__Text__:

════════

Needless to say, that makes foreign investment banks one of the most sought-after jobs in Japan.

But of course, there is a catch.
Japanese undergraduates have very little idea of what the world of finance is all about.

The world of finance is, in short, the intangible world that governs the economy. Though Lenin identifies key industries such as steel, coal, railways, etc. as the “Commanding Heights” of the economy, there is little doubt that in today’s world, the reins of the world economy is held firmly in the hands of the finance industry.

Of course, the description I’ve given above is ambiguous at best and completely unhelpful at worst. But the reality is that there always remains a great divide in opinion whenever it comes to financial parlay.

Take, for instance, two financial titans: Victor Neiderhoffer and Nassim Taleb. They’re both incredibly successful financiers.

Yet the two could not be any further apart.

Neiderhoffer has founded and run several hedge funs, which usually generate astronomical annual earnings, even by hedge-fund standards.

Nassim Taleb, the author of several bestselling books including “Fooled by Randomness” (now a must-read for financial experts) and “The Black Swan,” runs a hedge fund as well. On most days – in fact, just about every single day, it loses money.

But once in a while, Neiderhoffer loses a fortune, while Nassim basks in newfound wealth.

What’s different about Neiderhoffer and Nassim is how they position themselves in the market. Neiderhoffer, after rigorous statistical and mathematical analysis, makes bets that, as far as track records are concerned, are usually right. In other words, in information economic parlance, Neiderhoffer uses information asymmetry to his advantage: he takes his time to gather superior information, which is how he repeatedly makes a killing.

Nassim positions himself completely differently: he bets that he doesn’t know anything at all. To make a complicated story short, he bets on market irregularities; he bets on the kind of things no one predicts will happen: like Sept. 11th and the global financial crisis.

That means on most day Nassim’s hedge fund will be bleeding. But every once in a while, on those days when every trader’s hands are flailing and clawing in despair (including Neiderhoffer), Nassim will be smiling.

Speaking of his hedge fund (which has become enormously successful thanks to the financial crisis) at a conference following the launch of his now much-acclaimed book The Black Swan, Nassim said: “We have billions under management now [...] and we still know nothing.”

The story of investors has a very long history. In fact, tulip futures had been bought and sold in the Netherlands centuries ago. Today, the world of finance is much more complicated, but the rules of the game are largely the same: for every investor’s position, there is an investor taking the opposite position and that only means one thing – someone’s betting on exactly the opposite thing you’re betting on.

And when investors nowadays have MBA’s and Ph.D’s from the most prestigious academic institutions in the world, when investors think they’re smarter than everyone else, when the only person left to out-smart is the genius next door, that only means one thing: get out while you’re still ahead.


The Fall of the Iron Curtain and the Battle of Ideologies

Friday, May 14th, 2010

Some time ago, Francis Fukuyama famously proclaimed that “the end of history” was upon us; with the fall of the Soviet Union, the battle over people’s hearts and minds had finally been settled.

Capitalism had won.
Or so it seemed.

════════

__Provided information__:

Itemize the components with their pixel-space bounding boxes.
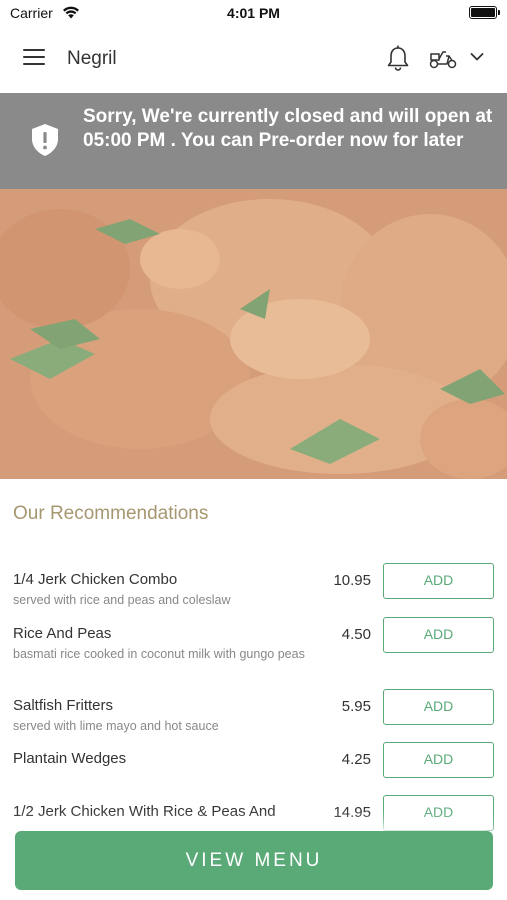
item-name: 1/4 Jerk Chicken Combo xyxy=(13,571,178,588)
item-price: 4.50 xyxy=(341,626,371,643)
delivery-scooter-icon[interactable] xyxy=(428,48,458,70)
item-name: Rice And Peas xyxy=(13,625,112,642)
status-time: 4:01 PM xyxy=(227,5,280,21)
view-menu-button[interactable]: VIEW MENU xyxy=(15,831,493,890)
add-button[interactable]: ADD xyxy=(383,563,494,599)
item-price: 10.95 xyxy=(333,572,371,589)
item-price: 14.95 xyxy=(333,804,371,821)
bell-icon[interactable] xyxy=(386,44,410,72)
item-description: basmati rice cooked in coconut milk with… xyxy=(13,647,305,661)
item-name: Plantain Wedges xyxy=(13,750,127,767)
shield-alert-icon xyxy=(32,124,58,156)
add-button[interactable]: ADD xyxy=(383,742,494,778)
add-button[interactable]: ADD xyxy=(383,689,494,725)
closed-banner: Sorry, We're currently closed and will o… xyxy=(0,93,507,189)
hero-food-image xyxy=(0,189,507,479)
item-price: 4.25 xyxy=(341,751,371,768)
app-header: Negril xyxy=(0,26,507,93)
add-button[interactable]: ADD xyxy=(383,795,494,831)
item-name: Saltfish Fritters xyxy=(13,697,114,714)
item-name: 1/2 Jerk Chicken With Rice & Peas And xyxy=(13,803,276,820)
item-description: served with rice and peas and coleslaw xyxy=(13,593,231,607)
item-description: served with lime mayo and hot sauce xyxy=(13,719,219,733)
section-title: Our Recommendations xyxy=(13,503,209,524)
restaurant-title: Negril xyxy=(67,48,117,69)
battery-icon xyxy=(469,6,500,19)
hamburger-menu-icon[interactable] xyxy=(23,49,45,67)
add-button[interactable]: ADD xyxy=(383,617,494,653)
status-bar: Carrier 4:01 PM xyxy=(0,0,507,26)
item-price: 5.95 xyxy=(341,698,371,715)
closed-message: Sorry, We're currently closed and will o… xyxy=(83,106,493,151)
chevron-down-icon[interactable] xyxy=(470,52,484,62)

════════

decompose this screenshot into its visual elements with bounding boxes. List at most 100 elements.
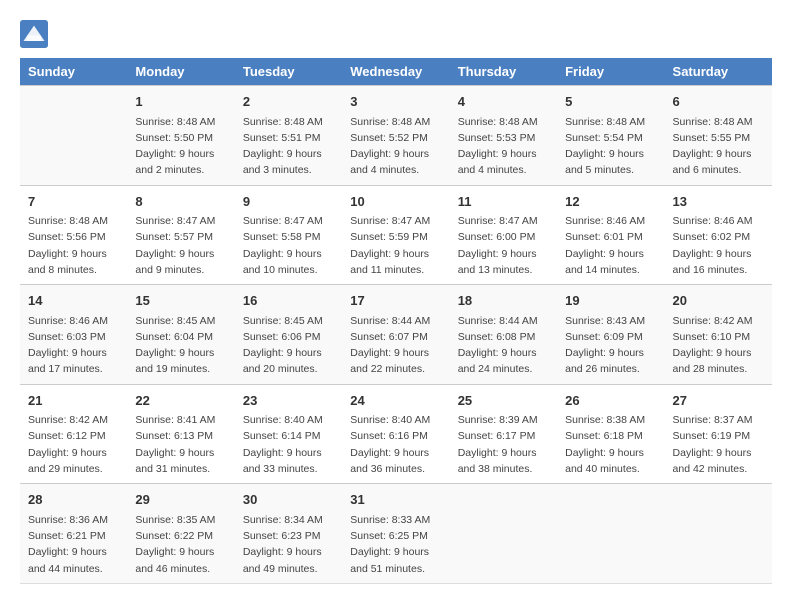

════════

__To do__:
1: Answer these questions from the finance text:
(a) Which two books by Nassim Taleb does it name?
(b) In which country had tulip futures been bought and sold centuries ago?
(c) Who proclaimed that "the end of history" was upon us?
2: Write out the part of the finance text starting at "And when investors" and ending at "Capitalism had won.".
3: List every person named in the finance text.
The listing is separate material and has nothing to do with the finance text.

__The answers__:
1:
(a) "Fooled by Randomness" and "The Black Swan"
(b) The Netherlands
(c) Francis Fukuyama

2:
And when investors nowadays have MBA’s and Ph.D’s from the most prestigious academic institutions in the world, when investors think they’re smarter than everyone else, when the only person left to out-smart is the genius next door, that only means one thing: get out while you’re still ahead.


The Fall of the Iron Curtain and the Battle of Ideologies

Friday, May 14th, 2010

Some time ago, Francis Fukuyama famously proclaimed that “the end of history” was upon us; with the fall of the Soviet Union, the battle over people’s hearts and minds had finally been settled.

Capitalism had won.

3:
Lenin
Victor Neiderhoffer
Nassim Taleb
Francis Fukuyama